* Begin INFORMATION PROVIDED *

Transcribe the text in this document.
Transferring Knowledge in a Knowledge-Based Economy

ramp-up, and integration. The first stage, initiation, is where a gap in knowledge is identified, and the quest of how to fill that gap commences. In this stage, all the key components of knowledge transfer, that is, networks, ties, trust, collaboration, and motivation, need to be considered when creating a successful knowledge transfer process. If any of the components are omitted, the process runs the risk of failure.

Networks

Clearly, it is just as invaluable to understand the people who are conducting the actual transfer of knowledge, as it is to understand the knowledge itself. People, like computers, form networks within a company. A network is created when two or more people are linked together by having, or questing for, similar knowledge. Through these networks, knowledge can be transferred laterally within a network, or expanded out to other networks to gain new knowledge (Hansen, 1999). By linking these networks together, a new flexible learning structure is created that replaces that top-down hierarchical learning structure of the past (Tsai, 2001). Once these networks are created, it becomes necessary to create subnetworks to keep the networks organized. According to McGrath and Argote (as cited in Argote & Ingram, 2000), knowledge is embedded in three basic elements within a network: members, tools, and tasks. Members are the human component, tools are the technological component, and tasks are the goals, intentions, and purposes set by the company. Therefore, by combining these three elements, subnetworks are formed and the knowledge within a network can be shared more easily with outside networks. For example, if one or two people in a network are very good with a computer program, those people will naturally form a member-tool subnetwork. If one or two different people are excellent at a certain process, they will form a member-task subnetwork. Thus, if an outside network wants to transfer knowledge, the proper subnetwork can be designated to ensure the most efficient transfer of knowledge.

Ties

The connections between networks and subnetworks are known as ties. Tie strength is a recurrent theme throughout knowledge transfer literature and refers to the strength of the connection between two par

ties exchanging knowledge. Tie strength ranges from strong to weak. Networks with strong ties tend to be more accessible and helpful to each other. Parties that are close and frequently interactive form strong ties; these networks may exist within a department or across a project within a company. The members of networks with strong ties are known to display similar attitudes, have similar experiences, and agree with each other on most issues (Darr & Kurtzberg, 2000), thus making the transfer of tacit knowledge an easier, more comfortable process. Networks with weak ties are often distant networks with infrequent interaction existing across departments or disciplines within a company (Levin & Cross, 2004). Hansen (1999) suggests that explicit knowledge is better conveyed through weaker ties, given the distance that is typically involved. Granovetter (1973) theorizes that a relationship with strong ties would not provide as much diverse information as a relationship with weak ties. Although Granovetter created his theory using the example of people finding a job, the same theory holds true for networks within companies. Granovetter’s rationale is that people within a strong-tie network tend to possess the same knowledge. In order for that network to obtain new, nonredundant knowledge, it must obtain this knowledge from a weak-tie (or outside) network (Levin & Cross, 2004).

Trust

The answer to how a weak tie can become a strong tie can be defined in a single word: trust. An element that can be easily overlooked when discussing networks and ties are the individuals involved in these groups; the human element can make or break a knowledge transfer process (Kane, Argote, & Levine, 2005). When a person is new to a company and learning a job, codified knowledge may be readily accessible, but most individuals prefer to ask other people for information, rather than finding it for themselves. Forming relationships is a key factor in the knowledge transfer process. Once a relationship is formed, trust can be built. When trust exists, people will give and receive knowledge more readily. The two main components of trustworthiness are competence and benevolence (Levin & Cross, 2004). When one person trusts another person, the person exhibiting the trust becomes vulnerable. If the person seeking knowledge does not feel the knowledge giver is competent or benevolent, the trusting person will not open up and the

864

* End INFORMATION PROVIDED *

▶ GIVEN EXERCISE
Retype every entry word for word.

▶ EXPECTED ANSWER
Transcribe the text in this document.
Transferring Knowledge in a Knowledge-Based Economy

ramp-up, and integration. The first stage, initiation, is where a gap in knowledge is identified, and the quest of how to fill that gap commences. In this stage, all the key components of knowledge transfer, that is, networks, ties, trust, collaboration, and motivation, need to be considered when creating a successful knowledge transfer process. If any of the components are omitted, the process runs the risk of failure.

Networks

Clearly, it is just as invaluable to understand the people who are conducting the actual transfer of knowledge, as it is to understand the knowledge itself. People, like computers, form networks within a company. A network is created when two or more people are linked together by having, or questing for, similar knowledge. Through these networks, knowledge can be transferred laterally within a network, or expanded out to other networks to gain new knowledge (Hansen, 1999). By linking these networks together, a new flexible learning structure is created that replaces that top-down hierarchical learning structure of the past (Tsai, 2001). Once these networks are created, it becomes necessary to create subnetworks to keep the networks organized. According to McGrath and Argote (as cited in Argote & Ingram, 2000), knowledge is embedded in three basic elements within a network: members, tools, and tasks. Members are the human component, tools are the technological component, and tasks are the goals, intentions, and purposes set by the company. Therefore, by combining these three elements, subnetworks are formed and the knowledge within a network can be shared more easily with outside networks. For example, if one or two people in a network are very good with a computer program, those people will naturally form a member-tool subnetwork. If one or two different people are excellent at a certain process, they will form a member-task subnetwork. Thus, if an outside network wants to transfer knowledge, the proper subnetwork can be designated to ensure the most efficient transfer of knowledge.

Ties

The connections between networks and subnetworks are known as ties. Tie strength is a recurrent theme throughout knowledge transfer literature and refers to the strength of the connection between two par

ties exchanging knowledge. Tie strength ranges from strong to weak. Networks with strong ties tend to be more accessible and helpful to each other. Parties that are close and frequently interactive form strong ties; these networks may exist within a department or across a project within a company. The members of networks with strong ties are known to display similar attitudes, have similar experiences, and agree with each other on most issues (Darr & Kurtzberg, 2000), thus making the transfer of tacit knowledge an easier, more comfortable process. Networks with weak ties are often distant networks with infrequent interaction existing across departments or disciplines within a company (Levin & Cross, 2004). Hansen (1999) suggests that explicit knowledge is better conveyed through weaker ties, given the distance that is typically involved. Granovetter (1973) theorizes that a relationship with strong ties would not provide as much diverse information as a relationship with weak ties. Although Granovetter created his theory using the example of people finding a job, the same theory holds true for networks within companies. Granovetter’s rationale is that people within a strong-tie network tend to possess the same knowledge. In order for that network to obtain new, nonredundant knowledge, it must obtain this knowledge from a weak-tie (or outside) network (Levin & Cross, 2004).

Trust

The answer to how a weak tie can become a strong tie can be defined in a single word: trust. An element that can be easily overlooked when discussing networks and ties are the individuals involved in these groups; the human element can make or break a knowledge transfer process (Kane, Argote, & Levine, 2005). When a person is new to a company and learning a job, codified knowledge may be readily accessible, but most individuals prefer to ask other people for information, rather than finding it for themselves. Forming relationships is a key factor in the knowledge transfer process. Once a relationship is formed, trust can be built. When trust exists, people will give and receive knowledge more readily. The two main components of trustworthiness are competence and benevolence (Levin & Cross, 2004). When one person trusts another person, the person exhibiting the trust becomes vulnerable. If the person seeking knowledge does not feel the knowledge giver is competent or benevolent, the trusting person will not open up and the

864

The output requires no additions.